=== Task statement ===
Everything from the line with "Output a JSON" through the last line of the records below should be copied exactly, both ends included.

=== Dataset records ===

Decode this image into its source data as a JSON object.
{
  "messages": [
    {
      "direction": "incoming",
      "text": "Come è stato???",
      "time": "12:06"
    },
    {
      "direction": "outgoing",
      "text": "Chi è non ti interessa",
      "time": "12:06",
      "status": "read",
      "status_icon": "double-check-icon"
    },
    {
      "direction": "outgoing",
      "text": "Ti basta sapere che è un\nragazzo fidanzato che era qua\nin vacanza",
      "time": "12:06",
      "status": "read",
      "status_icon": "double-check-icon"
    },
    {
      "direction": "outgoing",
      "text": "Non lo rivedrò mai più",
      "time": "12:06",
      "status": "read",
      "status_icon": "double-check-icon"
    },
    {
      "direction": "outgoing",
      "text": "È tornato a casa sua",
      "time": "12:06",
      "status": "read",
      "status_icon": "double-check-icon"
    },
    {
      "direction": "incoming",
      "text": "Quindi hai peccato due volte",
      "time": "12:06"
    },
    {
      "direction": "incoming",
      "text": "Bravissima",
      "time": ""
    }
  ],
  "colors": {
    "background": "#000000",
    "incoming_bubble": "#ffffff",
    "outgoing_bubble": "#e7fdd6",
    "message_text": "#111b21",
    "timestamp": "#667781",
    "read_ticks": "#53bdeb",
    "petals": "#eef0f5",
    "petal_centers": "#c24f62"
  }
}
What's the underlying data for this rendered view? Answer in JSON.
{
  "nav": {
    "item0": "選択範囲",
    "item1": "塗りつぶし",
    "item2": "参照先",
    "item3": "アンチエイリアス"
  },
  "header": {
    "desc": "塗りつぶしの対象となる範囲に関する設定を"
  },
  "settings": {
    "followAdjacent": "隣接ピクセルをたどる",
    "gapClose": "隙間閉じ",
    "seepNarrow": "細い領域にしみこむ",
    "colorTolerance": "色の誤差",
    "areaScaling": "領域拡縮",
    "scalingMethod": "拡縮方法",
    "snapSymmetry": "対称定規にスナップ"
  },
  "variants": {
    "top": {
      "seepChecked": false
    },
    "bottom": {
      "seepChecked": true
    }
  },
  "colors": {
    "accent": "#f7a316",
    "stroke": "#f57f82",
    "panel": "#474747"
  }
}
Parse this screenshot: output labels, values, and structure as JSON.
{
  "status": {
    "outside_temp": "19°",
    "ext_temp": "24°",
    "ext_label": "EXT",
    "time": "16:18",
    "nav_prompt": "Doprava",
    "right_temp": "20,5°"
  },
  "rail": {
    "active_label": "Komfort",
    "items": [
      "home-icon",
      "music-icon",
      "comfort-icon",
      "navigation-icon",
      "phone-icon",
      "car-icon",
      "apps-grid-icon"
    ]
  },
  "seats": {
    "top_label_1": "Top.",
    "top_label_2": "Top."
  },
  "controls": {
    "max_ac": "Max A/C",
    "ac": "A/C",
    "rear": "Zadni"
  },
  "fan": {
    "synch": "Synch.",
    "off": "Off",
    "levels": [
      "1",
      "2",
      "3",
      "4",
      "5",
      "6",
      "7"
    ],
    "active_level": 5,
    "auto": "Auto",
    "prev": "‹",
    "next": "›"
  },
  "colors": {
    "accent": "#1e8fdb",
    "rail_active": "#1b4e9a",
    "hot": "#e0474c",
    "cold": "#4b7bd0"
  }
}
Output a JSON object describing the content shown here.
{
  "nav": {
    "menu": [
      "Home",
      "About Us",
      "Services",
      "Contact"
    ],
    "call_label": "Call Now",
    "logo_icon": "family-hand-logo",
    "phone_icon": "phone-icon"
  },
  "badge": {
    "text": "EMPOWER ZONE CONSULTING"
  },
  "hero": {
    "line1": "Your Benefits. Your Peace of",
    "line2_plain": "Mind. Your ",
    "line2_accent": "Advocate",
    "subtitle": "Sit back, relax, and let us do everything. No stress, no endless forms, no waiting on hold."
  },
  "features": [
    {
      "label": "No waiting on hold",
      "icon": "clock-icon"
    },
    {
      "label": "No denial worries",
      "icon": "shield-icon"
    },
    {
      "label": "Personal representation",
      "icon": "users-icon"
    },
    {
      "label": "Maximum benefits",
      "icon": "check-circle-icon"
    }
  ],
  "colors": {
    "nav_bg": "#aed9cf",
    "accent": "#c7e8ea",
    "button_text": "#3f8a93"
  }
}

=== Task response ===
Output a JSON object describing the content shown here.
{
  "nav": {
    "menu": [
      "Home",
      "About Us",
      "Services",
      "Contact"
    ],
    "call_label": "Call Now",
    "logo_icon": "family-hand-logo",
    "phone_icon": "phone-icon"
  },
  "badge": {
    "text": "EMPOWER ZONE CONSULTING"
  },
  "hero": {
    "line1": "Your Benefits. Your Peace of",
    "line2_plain": "Mind. Your ",
    "line2_accent": "Advocate",
    "subtitle": "Sit back, relax, and let us do everything. No stress, no endless forms, no waiting on hold."
  },
  "features": [
    {
      "label": "No waiting on hold",
      "icon": "clock-icon"
    },
    {
      "label": "No denial worries",
      "icon": "shield-icon"
    },
    {
      "label": "Personal representation",
      "icon": "users-icon"
    },
    {
      "label": "Maximum benefits",
      "icon": "check-circle-icon"
    }
  ],
  "colors": {
    "nav_bg": "#aed9cf",
    "accent": "#c7e8ea",
    "button_text": "#3f8a93"
  }
}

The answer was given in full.